Source data:

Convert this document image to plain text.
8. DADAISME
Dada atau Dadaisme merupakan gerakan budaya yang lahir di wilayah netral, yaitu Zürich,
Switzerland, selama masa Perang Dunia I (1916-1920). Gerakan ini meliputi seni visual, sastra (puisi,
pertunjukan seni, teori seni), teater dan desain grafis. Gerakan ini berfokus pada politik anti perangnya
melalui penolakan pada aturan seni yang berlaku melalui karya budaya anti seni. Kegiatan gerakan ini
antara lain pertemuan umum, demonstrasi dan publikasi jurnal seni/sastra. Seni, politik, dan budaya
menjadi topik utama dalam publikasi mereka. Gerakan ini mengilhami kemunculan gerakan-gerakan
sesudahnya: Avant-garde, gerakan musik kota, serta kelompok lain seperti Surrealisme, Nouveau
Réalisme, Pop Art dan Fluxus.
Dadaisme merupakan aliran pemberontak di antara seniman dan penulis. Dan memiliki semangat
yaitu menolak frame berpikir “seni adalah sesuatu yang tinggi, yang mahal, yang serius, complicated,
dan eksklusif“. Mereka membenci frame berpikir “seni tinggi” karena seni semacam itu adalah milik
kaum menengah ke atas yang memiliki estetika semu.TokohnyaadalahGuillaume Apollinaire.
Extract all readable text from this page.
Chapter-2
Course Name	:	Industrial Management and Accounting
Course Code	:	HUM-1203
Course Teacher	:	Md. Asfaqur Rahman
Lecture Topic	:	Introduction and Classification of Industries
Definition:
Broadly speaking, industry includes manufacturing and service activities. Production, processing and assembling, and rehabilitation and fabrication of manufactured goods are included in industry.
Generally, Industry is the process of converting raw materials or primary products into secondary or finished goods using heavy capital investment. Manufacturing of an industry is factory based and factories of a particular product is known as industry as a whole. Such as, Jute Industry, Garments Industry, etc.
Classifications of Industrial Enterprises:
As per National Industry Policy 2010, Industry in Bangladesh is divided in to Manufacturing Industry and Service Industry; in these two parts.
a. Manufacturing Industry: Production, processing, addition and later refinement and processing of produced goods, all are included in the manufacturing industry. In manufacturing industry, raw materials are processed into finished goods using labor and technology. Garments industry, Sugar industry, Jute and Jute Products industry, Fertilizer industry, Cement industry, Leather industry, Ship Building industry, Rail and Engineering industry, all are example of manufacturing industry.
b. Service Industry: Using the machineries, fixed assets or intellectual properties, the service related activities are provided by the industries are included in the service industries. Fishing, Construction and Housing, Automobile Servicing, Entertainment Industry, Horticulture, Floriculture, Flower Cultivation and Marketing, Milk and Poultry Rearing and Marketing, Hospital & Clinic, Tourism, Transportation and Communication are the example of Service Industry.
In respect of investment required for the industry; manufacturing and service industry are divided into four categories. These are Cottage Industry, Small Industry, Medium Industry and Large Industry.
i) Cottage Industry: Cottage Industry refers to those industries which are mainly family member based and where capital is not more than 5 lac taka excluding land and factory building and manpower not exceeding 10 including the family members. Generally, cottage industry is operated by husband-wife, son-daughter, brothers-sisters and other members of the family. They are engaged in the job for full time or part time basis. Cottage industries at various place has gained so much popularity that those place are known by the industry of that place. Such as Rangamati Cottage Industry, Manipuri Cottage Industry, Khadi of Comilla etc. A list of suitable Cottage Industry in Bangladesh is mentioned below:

(BRIEF):
Looking at the entries above, state how many lines contain "capital"; give the number alone.

(TASK RESULT):
2